[Records excerpted from a collection]
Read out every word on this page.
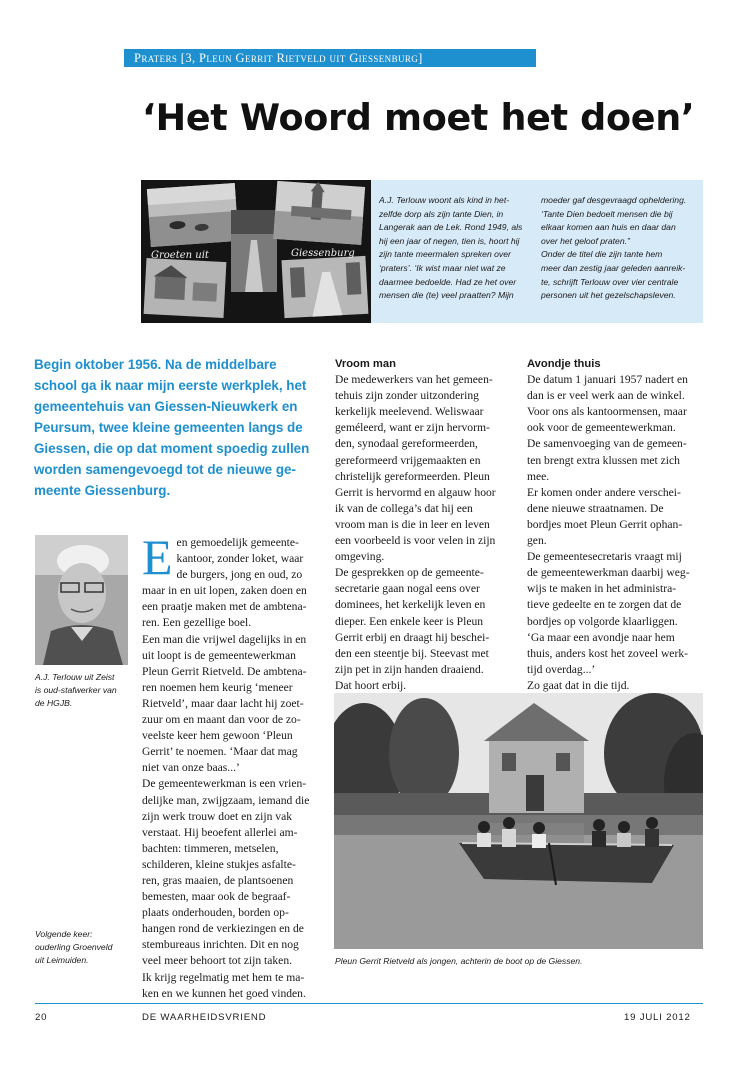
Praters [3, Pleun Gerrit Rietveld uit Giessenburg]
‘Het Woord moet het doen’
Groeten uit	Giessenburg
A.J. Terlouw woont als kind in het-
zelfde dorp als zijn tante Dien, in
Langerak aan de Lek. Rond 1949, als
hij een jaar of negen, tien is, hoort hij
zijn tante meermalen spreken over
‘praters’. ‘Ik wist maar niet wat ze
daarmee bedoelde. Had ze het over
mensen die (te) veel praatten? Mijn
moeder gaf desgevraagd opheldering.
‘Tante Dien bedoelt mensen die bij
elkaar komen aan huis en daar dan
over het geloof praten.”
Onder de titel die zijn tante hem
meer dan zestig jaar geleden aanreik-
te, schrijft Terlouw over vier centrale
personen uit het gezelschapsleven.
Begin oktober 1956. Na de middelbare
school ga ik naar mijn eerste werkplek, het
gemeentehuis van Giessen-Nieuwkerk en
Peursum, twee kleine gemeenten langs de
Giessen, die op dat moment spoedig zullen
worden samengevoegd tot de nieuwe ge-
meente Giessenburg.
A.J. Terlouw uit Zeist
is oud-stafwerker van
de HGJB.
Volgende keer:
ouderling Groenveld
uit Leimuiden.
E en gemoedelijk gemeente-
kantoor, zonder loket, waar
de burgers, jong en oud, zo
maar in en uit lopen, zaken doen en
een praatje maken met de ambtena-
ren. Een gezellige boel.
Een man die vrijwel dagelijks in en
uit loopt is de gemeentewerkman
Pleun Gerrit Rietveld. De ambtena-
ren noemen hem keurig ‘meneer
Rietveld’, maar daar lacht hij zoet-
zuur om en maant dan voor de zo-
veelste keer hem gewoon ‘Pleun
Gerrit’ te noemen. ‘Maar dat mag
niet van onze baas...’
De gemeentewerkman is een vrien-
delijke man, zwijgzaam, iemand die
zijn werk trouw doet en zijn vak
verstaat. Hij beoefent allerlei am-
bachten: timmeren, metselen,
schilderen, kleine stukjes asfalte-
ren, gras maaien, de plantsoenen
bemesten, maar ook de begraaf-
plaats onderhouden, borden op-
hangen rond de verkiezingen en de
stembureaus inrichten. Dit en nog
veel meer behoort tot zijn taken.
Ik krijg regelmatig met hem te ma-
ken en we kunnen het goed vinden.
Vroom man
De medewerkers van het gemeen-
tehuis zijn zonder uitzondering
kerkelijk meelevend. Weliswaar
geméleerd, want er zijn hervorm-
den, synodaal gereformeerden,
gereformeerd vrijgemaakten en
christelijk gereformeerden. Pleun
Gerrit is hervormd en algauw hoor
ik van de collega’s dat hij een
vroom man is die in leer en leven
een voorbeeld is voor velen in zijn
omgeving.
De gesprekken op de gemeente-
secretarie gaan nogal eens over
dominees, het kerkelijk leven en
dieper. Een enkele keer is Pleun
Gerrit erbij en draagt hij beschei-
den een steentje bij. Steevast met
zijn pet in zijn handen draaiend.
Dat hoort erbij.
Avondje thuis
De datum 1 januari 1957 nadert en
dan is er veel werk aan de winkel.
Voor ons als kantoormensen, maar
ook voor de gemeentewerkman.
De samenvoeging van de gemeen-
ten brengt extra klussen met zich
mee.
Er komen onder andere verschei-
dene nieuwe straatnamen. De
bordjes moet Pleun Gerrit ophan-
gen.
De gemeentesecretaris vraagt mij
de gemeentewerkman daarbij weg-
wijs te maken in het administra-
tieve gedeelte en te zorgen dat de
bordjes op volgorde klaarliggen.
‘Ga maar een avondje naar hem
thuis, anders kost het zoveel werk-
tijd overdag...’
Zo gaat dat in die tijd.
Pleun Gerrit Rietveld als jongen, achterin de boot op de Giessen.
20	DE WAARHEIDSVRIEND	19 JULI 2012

--

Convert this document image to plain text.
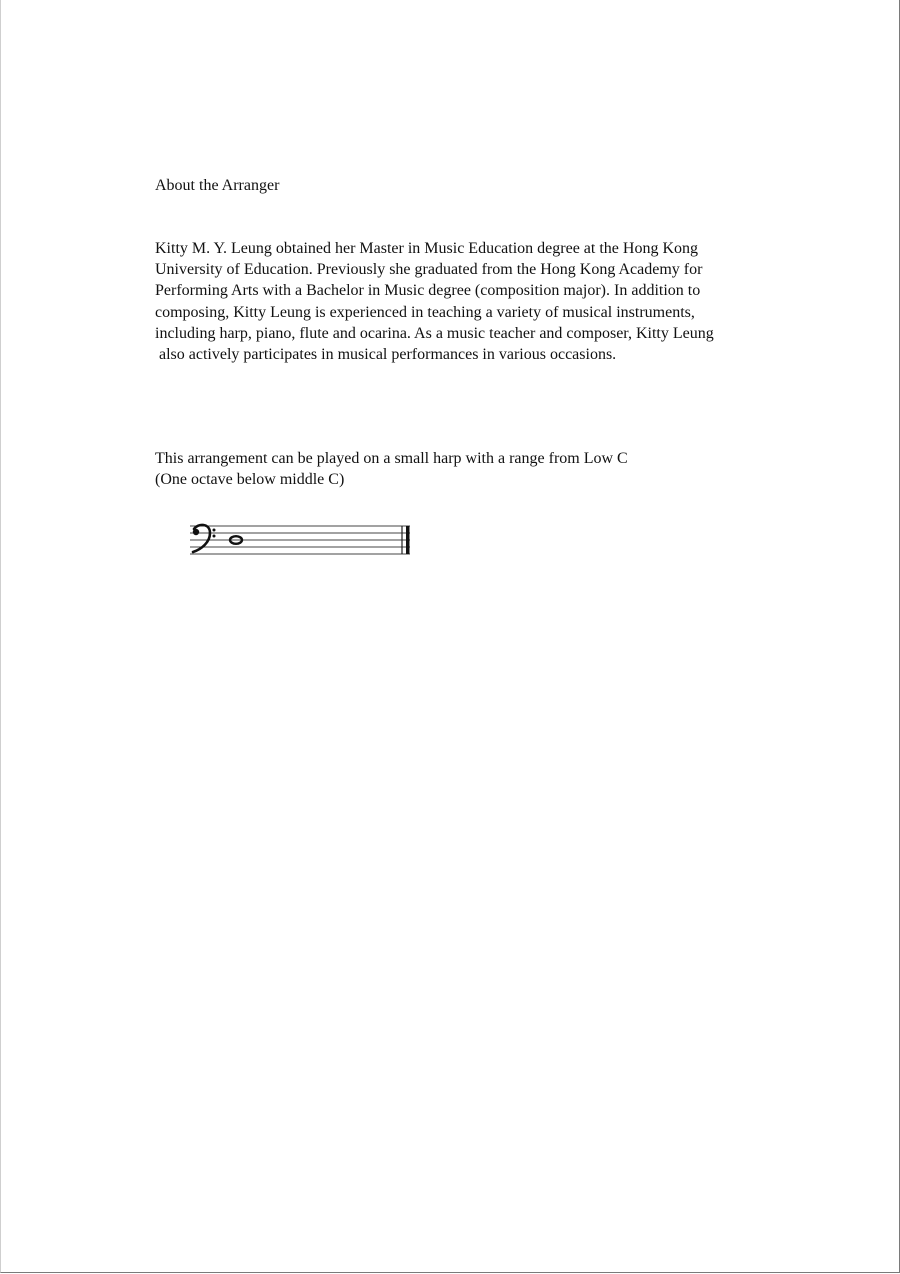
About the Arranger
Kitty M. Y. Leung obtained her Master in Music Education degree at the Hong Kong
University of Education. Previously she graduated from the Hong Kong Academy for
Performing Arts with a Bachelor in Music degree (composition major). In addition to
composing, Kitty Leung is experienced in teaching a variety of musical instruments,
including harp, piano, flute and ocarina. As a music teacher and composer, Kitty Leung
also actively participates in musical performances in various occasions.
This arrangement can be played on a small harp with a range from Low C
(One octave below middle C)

* * *

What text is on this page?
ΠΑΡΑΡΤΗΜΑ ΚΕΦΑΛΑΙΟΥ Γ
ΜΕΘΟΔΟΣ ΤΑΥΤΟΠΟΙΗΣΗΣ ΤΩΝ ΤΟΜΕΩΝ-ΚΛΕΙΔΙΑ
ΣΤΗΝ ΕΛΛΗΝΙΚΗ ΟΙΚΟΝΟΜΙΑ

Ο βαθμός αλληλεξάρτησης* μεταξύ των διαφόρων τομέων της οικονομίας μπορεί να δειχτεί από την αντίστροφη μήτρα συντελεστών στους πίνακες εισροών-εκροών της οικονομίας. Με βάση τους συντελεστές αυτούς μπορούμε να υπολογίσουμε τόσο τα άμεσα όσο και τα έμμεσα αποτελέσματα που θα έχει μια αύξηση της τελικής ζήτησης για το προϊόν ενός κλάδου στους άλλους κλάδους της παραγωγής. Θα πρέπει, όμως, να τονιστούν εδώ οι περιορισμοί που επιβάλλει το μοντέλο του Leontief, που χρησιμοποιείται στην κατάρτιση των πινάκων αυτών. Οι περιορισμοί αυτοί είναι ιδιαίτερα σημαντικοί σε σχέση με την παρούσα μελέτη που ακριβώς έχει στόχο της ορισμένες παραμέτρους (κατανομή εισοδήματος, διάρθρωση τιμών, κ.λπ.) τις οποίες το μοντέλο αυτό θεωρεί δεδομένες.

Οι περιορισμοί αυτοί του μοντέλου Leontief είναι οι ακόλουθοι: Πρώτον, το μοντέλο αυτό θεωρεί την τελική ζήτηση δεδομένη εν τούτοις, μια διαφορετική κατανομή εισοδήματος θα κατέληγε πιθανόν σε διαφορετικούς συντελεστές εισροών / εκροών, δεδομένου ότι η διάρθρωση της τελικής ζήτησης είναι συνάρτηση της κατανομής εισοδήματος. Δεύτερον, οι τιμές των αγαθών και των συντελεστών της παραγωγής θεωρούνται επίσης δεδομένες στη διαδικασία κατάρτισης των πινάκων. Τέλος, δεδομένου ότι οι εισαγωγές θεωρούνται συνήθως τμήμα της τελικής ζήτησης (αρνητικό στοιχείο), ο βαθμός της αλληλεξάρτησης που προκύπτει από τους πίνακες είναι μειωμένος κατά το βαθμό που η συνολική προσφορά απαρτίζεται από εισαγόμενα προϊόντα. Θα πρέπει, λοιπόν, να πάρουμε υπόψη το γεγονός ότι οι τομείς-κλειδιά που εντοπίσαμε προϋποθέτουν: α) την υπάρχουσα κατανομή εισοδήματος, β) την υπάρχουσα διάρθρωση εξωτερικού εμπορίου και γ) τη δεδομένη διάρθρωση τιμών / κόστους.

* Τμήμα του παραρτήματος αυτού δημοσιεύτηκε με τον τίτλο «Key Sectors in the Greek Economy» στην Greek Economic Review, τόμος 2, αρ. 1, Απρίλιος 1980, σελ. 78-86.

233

→ Task to complete:
Gather each line of the listing that holds the string "gereformeerden".

→ Solution below:
den, synodaal gereformeerden,
christelijk gereformeerden. Pleun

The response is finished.